### DATA LINES
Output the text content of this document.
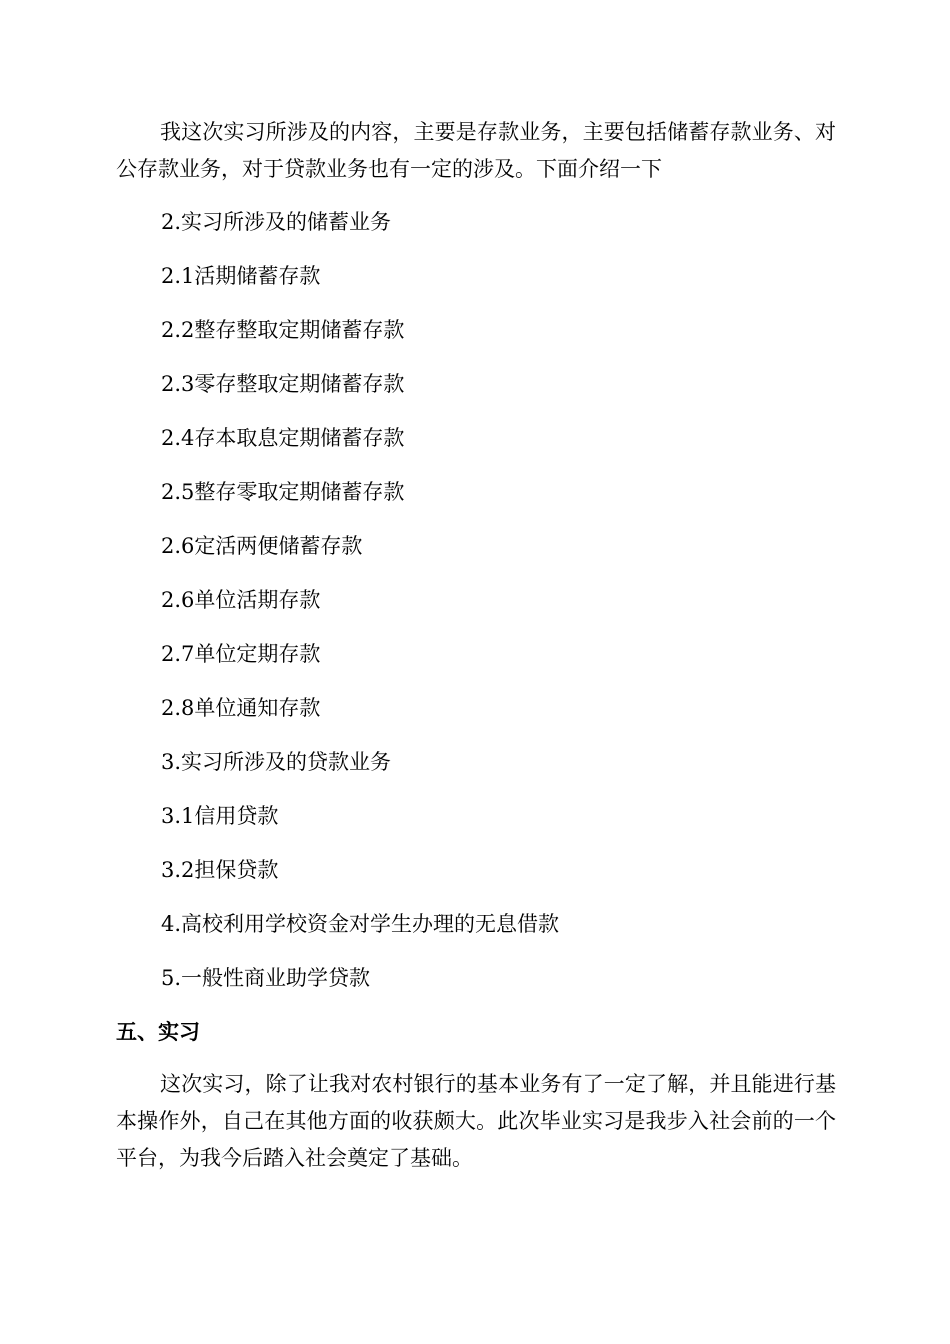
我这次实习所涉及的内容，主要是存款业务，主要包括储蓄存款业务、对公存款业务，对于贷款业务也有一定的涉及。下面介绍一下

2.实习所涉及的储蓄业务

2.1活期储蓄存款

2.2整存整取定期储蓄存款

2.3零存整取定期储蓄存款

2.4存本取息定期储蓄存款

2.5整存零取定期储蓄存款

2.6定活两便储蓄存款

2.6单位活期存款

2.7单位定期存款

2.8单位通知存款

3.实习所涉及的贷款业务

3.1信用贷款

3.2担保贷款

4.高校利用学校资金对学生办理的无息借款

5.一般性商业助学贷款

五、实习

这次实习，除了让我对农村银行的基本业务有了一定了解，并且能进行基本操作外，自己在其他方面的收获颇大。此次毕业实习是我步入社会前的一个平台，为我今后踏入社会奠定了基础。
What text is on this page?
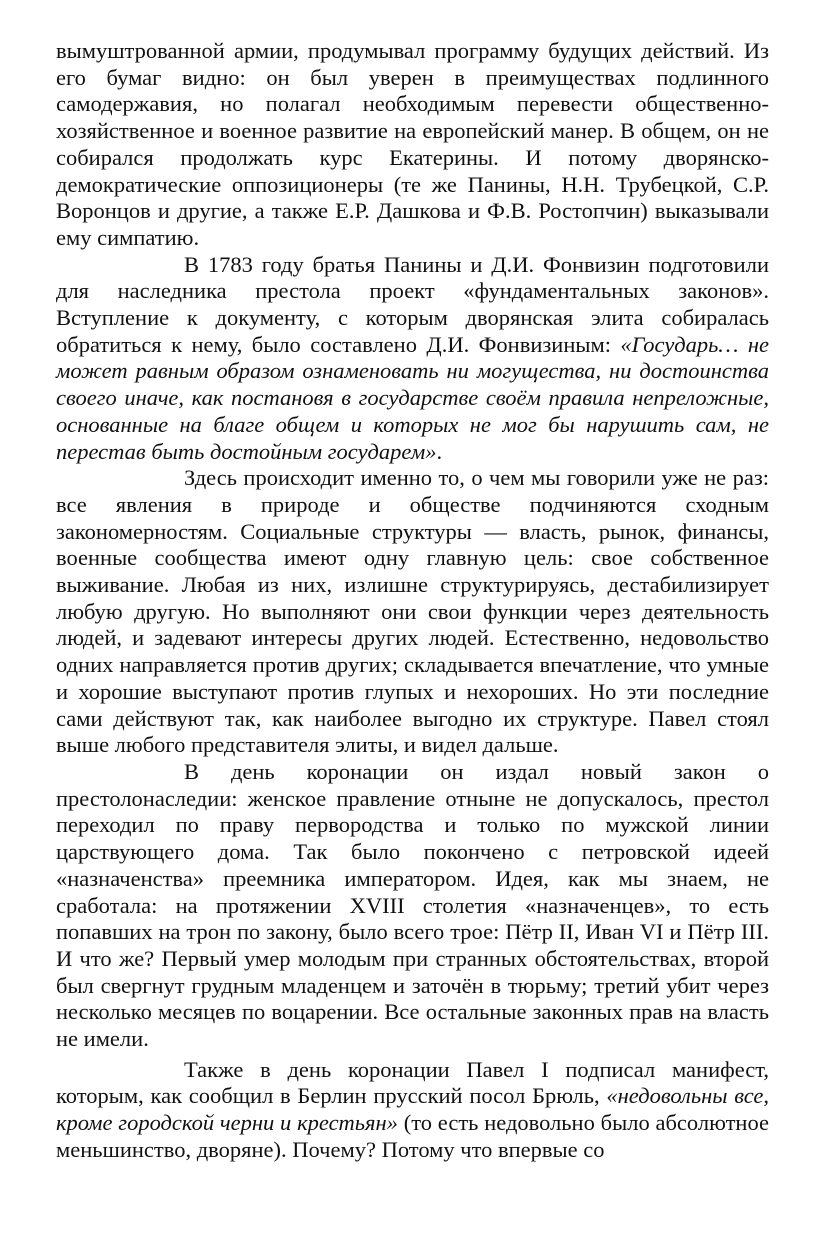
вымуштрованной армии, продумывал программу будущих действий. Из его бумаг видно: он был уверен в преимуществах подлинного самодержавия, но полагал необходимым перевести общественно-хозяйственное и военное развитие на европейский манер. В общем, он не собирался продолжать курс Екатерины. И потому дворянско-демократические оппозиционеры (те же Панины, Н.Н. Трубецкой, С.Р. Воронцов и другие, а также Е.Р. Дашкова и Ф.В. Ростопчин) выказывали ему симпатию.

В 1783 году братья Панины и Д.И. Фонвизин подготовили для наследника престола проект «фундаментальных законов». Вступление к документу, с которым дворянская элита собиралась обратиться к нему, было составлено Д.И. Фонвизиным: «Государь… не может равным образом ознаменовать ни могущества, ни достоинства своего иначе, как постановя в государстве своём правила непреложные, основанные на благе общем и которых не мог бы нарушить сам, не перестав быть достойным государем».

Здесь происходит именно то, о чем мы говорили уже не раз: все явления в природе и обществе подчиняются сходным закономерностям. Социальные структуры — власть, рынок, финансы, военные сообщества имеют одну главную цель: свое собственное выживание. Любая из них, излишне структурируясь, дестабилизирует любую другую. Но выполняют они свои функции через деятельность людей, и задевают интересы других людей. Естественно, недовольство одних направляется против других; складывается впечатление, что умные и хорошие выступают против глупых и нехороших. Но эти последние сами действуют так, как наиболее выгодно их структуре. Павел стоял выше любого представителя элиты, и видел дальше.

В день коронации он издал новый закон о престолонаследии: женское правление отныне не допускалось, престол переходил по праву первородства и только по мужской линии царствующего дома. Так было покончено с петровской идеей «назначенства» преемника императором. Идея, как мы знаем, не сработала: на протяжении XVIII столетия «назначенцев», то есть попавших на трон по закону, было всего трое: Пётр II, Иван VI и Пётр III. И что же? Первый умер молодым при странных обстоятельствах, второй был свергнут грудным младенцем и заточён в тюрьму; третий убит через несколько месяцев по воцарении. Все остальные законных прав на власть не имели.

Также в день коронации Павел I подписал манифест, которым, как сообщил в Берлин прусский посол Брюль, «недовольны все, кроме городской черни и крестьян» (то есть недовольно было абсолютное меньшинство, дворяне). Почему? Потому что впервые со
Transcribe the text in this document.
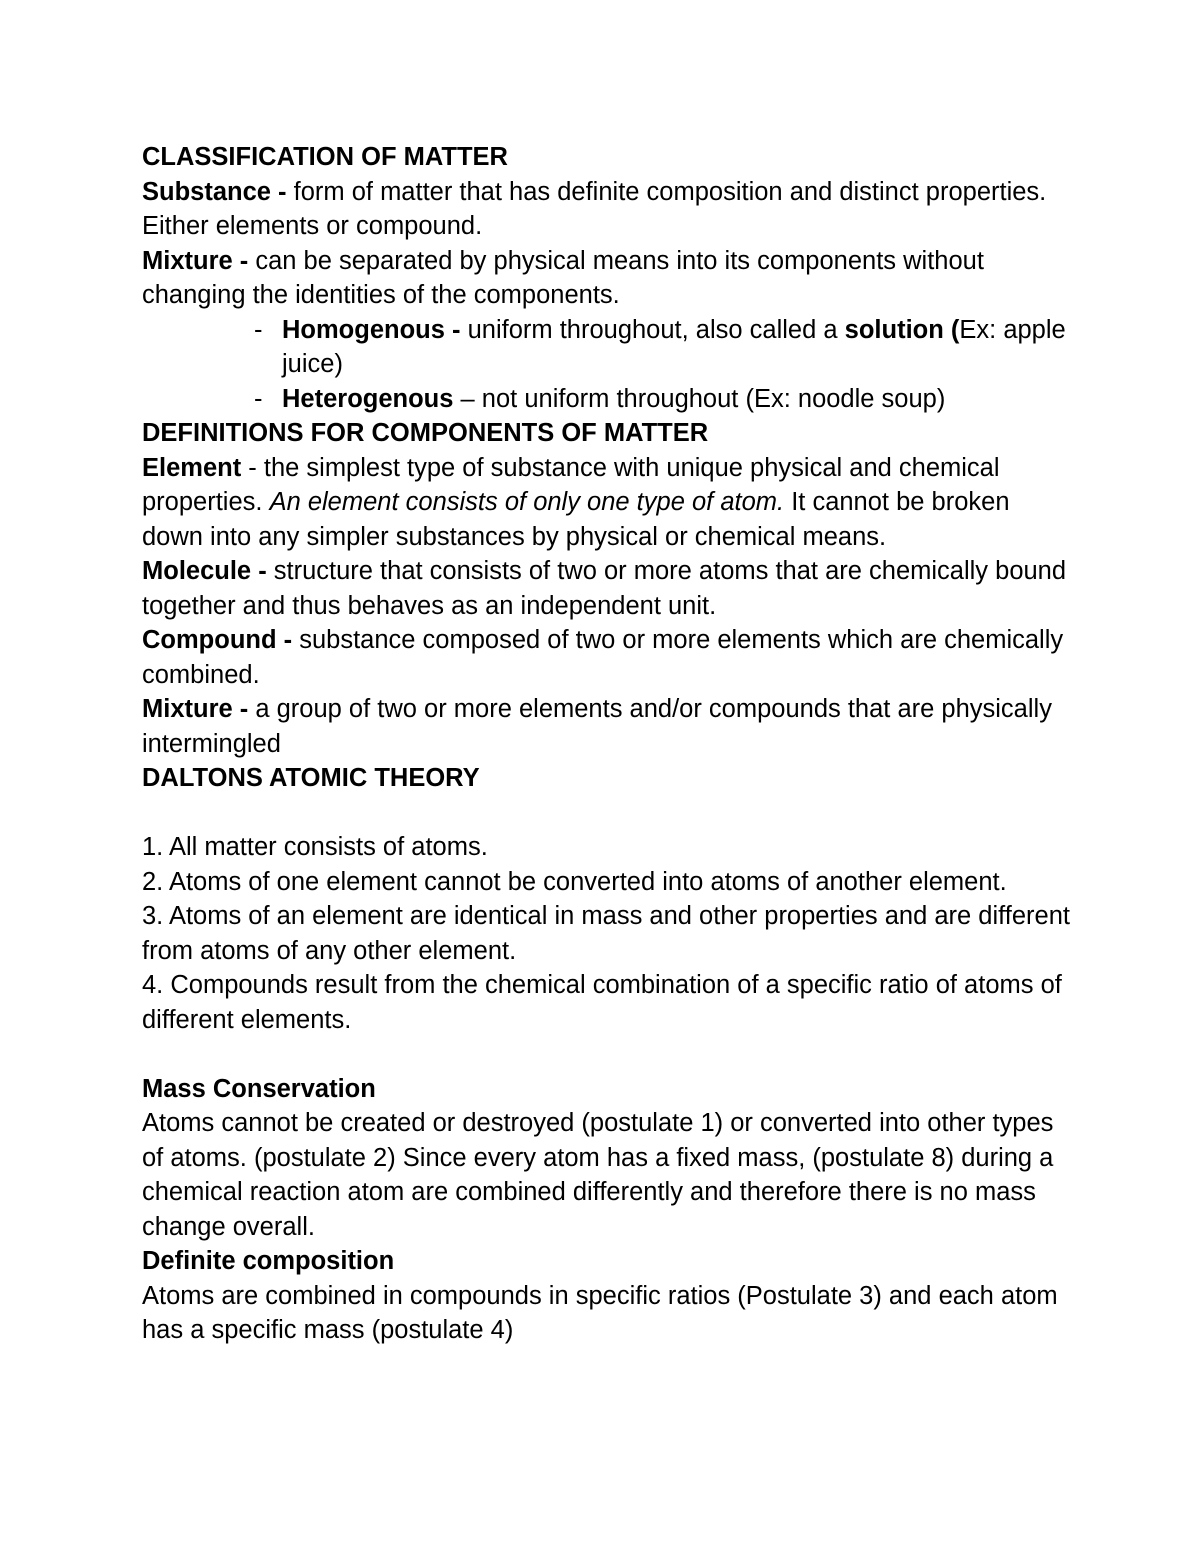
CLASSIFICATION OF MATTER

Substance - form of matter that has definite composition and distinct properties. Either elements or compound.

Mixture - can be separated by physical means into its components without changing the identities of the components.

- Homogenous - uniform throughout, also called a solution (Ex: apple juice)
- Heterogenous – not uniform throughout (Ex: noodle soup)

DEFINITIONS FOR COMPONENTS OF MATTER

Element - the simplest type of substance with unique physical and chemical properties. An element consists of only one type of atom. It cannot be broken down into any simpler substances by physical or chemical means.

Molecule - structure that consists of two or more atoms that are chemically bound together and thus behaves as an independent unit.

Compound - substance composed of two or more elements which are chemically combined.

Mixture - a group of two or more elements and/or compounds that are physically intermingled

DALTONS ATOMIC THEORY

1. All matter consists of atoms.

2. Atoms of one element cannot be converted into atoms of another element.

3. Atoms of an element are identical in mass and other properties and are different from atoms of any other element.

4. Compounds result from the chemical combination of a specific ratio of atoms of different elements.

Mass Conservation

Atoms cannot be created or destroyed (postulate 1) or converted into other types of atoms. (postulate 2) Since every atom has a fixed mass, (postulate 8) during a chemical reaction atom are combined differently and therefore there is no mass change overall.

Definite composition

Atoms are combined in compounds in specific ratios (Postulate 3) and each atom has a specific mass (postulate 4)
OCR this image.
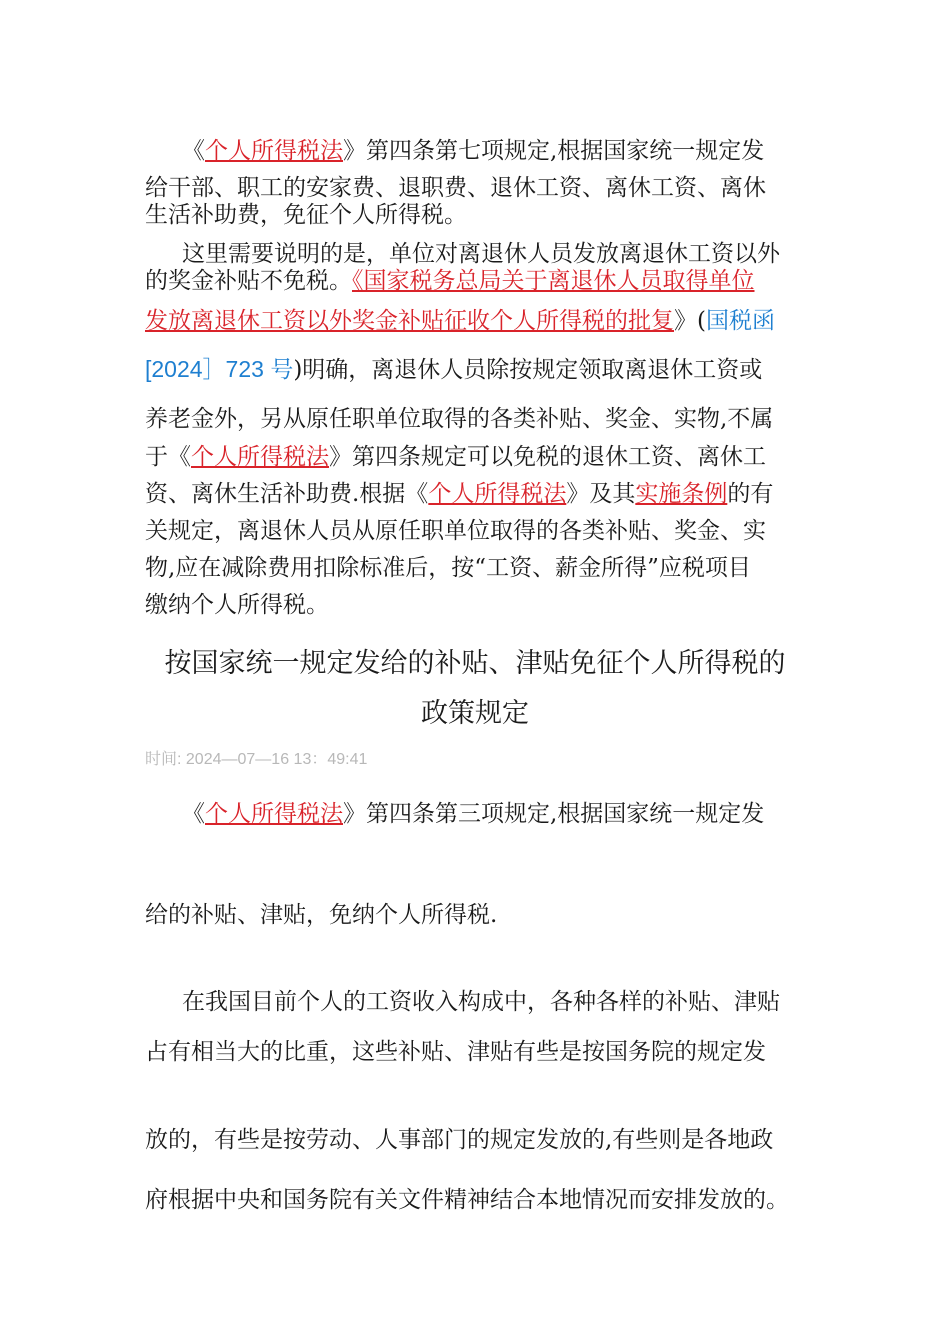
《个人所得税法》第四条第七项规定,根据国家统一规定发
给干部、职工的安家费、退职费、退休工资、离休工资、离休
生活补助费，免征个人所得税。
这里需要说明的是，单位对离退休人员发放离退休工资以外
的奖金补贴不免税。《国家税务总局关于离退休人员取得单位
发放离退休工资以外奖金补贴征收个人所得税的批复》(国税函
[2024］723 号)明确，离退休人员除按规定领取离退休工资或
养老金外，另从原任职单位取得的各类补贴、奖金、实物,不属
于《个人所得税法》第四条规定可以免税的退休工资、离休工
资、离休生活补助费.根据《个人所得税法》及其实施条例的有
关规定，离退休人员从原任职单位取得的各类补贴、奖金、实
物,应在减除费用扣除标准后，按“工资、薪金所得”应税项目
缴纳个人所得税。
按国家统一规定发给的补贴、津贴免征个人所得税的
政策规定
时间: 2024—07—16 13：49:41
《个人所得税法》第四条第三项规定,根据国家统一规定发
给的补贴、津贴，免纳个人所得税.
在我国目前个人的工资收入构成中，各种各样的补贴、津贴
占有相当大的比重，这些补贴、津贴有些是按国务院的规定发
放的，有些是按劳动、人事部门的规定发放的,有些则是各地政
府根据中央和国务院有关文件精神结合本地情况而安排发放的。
######
• [WHAT IS BEING ASKED]: Show every line from the entries above in which "this" appears.

• [SOLUTION]:
Output the text content of this document.
What text is on this page?
Transcribe the text in this document.
OCR this image.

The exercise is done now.